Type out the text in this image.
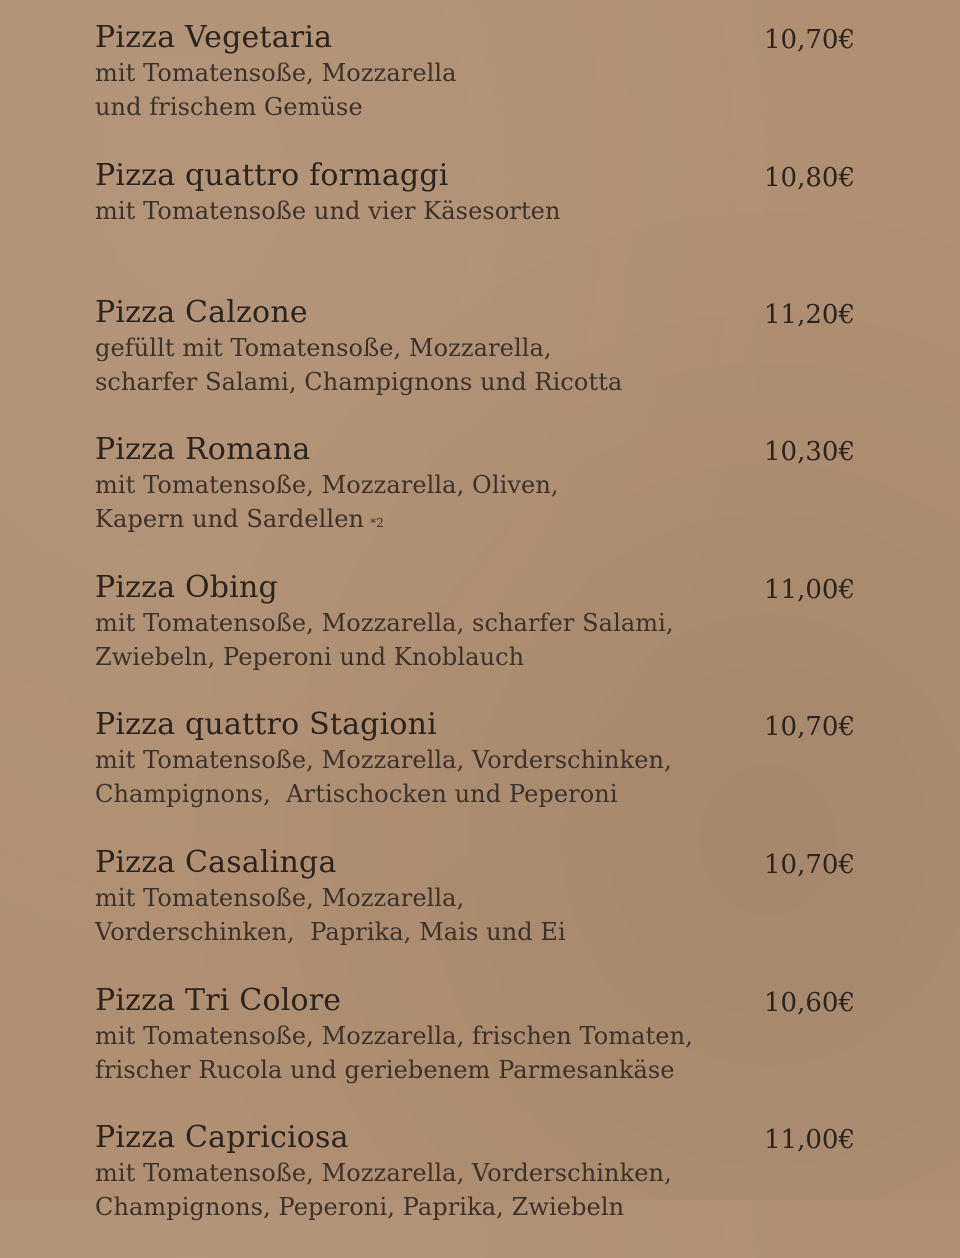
Pizza Vegetaria	10,70€
mit Tomatensoße, Mozzarella
und frischem Gemüse
Pizza quattro formaggi	10,80€
mit Tomatensoße und vier Käsesorten
Pizza Calzone	11,20€
gefüllt mit Tomatensoße, Mozzarella,
scharfer Salami, Champignons und Ricotta
Pizza Romana	10,30€
mit Tomatensoße, Mozzarella, Oliven,
Kapern und Sardellen *2
Pizza Obing	11,00€
mit Tomatensoße, Mozzarella, scharfer Salami,
Zwiebeln, Peperoni und Knoblauch
Pizza quattro Stagioni	10,70€
mit Tomatensoße, Mozzarella, Vorderschinken,
Champignons,  Artischocken und Peperoni
Pizza Casalinga	10,70€
mit Tomatensoße, Mozzarella,
Vorderschinken,  Paprika, Mais und Ei
Pizza Tri Colore	10,60€
mit Tomatensoße, Mozzarella, frischen Tomaten,
frischer Rucola und geriebenem Parmesankäse
Pizza Capriciosa	11,00€
mit Tomatensoße, Mozzarella, Vorderschinken,
Champignons, Peperoni, Paprika, Zwiebeln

WHAT YOU HAVE TO DO: Identify the lines of the data that contain the word "Pizza". Copy each of them.

SOLUTION BELOW:
Pizza Vegetaria	10,70€
Pizza quattro formaggi	10,80€
Pizza Calzone	11,20€
Pizza Romana	10,30€
Pizza Obing	11,00€
Pizza quattro Stagioni	10,70€
Pizza Casalinga	10,70€
Pizza Tri Colore	10,60€
Pizza Capriciosa	11,00€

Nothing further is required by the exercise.